**Exercise**
Rewrite the listing from its start through the line containing "contact-github[interactable] xyxy=(42,321,307,345)", both ends included, changing every "project-description" to "project-summary" and leaving everything else unaltered.

******

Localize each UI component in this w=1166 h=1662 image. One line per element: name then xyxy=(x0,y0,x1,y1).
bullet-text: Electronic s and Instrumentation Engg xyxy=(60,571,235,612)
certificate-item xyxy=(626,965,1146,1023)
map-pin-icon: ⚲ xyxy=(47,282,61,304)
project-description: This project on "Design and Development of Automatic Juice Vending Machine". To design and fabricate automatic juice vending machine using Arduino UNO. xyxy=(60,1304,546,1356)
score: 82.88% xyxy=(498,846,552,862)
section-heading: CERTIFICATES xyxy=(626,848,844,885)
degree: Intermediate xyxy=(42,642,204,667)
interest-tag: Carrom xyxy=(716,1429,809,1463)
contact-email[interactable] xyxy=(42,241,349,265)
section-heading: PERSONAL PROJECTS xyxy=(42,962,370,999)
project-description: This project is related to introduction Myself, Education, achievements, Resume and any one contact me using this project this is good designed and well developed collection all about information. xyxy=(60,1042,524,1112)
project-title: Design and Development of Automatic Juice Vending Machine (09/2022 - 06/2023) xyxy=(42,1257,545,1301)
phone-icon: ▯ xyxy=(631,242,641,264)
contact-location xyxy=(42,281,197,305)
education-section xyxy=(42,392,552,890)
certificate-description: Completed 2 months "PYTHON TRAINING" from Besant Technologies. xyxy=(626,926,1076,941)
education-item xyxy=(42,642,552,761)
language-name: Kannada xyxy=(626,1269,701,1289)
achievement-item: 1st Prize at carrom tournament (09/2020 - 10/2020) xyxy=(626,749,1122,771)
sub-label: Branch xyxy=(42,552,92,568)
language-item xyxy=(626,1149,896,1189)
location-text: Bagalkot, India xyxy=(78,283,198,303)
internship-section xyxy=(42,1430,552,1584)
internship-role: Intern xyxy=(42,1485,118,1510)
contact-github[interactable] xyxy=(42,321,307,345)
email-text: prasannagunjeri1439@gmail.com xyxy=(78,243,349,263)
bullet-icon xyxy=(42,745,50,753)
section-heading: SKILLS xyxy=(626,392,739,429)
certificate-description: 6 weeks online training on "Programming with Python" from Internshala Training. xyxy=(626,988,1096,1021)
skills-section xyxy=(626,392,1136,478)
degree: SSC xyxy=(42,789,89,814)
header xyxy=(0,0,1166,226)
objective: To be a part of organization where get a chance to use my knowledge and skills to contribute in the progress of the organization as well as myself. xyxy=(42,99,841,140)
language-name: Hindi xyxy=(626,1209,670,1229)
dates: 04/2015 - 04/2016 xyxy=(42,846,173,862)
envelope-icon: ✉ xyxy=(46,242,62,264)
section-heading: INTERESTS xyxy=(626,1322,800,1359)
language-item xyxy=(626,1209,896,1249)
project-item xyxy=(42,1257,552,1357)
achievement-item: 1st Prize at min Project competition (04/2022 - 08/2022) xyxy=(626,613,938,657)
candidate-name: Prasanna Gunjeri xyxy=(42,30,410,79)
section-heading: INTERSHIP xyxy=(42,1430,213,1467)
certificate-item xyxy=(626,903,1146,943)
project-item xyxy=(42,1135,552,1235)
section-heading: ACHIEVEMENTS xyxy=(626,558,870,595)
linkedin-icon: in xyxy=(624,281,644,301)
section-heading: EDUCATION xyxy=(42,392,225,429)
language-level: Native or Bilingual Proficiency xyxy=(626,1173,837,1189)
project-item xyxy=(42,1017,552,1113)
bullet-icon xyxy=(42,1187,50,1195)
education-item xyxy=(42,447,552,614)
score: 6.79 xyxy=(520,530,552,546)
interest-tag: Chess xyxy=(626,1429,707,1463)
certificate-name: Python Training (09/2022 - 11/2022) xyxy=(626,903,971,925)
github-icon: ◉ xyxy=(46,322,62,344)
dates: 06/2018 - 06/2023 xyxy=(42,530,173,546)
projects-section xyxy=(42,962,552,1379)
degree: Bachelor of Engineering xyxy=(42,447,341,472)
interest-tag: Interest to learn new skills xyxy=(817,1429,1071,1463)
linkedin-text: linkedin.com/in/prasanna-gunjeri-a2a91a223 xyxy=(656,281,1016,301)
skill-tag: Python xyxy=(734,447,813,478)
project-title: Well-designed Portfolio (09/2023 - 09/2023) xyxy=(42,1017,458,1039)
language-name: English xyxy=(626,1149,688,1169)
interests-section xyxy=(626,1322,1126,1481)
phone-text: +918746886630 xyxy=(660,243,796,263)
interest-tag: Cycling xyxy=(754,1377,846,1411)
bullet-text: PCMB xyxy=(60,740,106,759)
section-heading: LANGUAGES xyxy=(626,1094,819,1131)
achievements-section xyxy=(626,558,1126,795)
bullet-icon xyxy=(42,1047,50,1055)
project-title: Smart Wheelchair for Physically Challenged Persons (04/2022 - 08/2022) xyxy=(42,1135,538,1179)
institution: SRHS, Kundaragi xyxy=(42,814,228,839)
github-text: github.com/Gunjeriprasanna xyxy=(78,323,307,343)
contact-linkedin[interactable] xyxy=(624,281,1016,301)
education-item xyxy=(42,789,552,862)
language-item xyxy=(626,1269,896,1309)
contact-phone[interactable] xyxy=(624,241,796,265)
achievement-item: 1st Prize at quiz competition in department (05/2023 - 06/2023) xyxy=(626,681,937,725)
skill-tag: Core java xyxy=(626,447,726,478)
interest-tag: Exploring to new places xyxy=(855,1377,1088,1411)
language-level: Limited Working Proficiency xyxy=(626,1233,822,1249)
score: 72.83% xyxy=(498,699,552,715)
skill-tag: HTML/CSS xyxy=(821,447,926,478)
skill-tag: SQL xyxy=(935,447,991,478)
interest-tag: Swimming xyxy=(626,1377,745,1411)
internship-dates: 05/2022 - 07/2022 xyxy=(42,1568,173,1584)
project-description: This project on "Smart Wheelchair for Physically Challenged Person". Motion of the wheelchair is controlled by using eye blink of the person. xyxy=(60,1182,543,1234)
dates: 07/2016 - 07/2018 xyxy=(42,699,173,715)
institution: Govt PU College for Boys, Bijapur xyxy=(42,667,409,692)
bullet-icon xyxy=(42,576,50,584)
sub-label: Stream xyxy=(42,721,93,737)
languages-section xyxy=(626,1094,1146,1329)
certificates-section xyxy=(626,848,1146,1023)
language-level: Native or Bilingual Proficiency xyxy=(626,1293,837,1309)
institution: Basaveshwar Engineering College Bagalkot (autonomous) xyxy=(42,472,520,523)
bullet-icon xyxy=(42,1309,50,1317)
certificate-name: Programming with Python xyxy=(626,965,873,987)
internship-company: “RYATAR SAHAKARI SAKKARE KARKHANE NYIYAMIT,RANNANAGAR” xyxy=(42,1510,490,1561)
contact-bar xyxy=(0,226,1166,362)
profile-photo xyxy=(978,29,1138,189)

******

**Result for this exercise**
Localize each UI component in this w=1166 h=1662 image. One line per element: name then xyxy=(x0,y0,x1,y1).
bullet-text: Electronic s and Instrumentation Engg xyxy=(60,571,235,612)
certificate-item xyxy=(626,965,1146,1023)
map-pin-icon: ⚲ xyxy=(47,282,61,304)
project-summary: This project on "Design and Development of Automatic Juice Vending Machine". To design and fabricate automatic juice vending machine using Arduino UNO. xyxy=(60,1304,546,1356)
score: 82.88% xyxy=(498,846,552,862)
section-heading: CERTIFICATES xyxy=(626,848,844,885)
degree: Intermediate xyxy=(42,642,204,667)
interest-tag: Carrom xyxy=(716,1429,809,1463)
contact-email[interactable] xyxy=(42,241,349,265)
section-heading: PERSONAL PROJECTS xyxy=(42,962,370,999)
project-summary: This project is related to introduction Myself, Education, achievements, Resume and any one contact me using this project this is good designed and well developed collection all about information. xyxy=(60,1042,524,1112)
project-title: Design and Development of Automatic Juice Vending Machine (09/2022 - 06/2023) xyxy=(42,1257,545,1301)
phone-icon: ▯ xyxy=(631,242,641,264)
contact-location xyxy=(42,281,197,305)
education-section xyxy=(42,392,552,890)
certificate-description: Completed 2 months "PYTHON TRAINING" from Besant Technologies. xyxy=(626,926,1076,941)
education-item xyxy=(42,642,552,761)
language-name: Kannada xyxy=(626,1269,701,1289)
achievement-item: 1st Prize at carrom tournament (09/2020 - 10/2020) xyxy=(626,749,1122,771)
sub-label: Branch xyxy=(42,552,92,568)
language-item xyxy=(626,1149,896,1189)
location-text: Bagalkot, India xyxy=(78,283,198,303)
internship-section xyxy=(42,1430,552,1584)
internship-role: Intern xyxy=(42,1485,118,1510)
contact-github[interactable] xyxy=(42,321,307,345)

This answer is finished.